> _Records_:
* Start *
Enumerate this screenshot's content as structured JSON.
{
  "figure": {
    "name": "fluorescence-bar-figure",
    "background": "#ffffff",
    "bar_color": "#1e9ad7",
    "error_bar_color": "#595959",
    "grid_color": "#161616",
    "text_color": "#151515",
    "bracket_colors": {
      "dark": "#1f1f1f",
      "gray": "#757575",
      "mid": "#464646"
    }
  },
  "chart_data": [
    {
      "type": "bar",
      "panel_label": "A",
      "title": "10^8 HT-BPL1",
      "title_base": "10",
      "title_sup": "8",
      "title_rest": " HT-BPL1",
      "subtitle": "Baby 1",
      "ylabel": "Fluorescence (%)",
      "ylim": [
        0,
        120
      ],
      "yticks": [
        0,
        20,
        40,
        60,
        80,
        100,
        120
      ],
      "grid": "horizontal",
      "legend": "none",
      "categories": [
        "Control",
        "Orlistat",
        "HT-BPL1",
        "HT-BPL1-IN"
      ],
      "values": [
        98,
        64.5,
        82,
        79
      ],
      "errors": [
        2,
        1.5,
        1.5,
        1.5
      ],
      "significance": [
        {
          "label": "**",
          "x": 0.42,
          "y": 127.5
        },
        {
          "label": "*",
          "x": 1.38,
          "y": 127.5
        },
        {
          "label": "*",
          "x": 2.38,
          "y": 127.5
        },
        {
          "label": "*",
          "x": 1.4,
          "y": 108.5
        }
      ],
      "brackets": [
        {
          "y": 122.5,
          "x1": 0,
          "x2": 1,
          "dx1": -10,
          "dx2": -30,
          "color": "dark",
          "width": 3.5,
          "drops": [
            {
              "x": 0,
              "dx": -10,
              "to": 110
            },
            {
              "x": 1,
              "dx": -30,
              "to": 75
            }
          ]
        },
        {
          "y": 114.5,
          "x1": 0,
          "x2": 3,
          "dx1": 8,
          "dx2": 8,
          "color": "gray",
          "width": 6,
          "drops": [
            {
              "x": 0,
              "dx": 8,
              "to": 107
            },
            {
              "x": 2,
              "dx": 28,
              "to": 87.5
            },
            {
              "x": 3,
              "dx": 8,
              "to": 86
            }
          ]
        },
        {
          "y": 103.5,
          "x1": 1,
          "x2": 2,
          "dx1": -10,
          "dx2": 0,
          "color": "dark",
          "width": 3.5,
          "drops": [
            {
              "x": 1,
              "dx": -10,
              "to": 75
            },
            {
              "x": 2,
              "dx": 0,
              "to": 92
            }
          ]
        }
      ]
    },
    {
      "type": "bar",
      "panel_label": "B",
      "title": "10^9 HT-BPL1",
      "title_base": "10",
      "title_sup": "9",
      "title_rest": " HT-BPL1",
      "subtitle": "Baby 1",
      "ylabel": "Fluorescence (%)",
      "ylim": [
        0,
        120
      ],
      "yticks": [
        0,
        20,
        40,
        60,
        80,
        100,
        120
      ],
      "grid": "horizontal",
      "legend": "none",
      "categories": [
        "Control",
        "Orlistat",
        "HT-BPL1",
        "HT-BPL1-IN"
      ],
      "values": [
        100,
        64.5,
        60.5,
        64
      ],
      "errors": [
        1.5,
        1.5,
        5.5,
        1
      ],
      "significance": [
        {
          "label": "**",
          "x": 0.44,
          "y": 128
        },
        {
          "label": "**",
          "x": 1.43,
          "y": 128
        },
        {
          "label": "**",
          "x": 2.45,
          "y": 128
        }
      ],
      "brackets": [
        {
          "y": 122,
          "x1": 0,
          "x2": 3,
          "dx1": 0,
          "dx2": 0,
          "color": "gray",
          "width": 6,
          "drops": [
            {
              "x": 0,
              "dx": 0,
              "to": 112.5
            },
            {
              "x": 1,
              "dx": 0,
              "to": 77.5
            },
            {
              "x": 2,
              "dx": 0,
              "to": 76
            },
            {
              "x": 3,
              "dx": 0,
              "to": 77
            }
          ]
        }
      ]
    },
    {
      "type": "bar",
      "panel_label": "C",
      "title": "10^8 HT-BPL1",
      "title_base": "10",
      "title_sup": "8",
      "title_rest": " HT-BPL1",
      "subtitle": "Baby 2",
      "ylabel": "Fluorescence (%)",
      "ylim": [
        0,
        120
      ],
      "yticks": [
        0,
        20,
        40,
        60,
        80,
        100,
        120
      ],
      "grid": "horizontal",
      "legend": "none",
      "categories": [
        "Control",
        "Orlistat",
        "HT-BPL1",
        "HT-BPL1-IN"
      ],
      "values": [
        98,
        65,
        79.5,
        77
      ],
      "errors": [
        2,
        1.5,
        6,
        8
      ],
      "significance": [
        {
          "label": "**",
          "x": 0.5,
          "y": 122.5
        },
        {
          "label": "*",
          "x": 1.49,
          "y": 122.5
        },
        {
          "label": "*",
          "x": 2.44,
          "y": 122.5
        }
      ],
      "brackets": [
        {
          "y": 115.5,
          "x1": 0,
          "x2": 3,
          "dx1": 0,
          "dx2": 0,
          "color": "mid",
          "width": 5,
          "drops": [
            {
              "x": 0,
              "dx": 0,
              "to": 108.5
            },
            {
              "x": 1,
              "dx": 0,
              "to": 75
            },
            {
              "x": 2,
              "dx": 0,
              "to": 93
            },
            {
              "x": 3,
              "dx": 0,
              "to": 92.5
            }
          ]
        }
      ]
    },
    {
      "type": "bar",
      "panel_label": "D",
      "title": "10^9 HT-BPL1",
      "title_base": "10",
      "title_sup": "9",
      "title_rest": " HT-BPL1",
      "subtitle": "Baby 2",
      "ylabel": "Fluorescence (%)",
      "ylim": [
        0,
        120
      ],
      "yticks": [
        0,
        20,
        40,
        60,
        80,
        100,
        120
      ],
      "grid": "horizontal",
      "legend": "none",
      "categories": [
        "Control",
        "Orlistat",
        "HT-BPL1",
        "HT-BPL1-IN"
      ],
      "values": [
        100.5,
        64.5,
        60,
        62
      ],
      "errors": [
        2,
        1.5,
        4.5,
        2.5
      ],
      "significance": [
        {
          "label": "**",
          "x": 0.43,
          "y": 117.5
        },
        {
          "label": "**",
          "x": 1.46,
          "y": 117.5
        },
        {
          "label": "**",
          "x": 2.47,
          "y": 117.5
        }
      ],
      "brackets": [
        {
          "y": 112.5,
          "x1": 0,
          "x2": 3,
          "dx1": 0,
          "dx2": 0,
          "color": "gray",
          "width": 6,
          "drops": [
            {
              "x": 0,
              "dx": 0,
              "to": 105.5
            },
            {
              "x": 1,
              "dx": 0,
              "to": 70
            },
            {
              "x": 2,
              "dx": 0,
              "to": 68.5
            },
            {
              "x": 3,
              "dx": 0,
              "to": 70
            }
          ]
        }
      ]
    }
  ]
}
* End *
> _Exercise details_: Go through the material above and count the lines that include "figure". Give the number alone.

> _Result of the exercise_: 2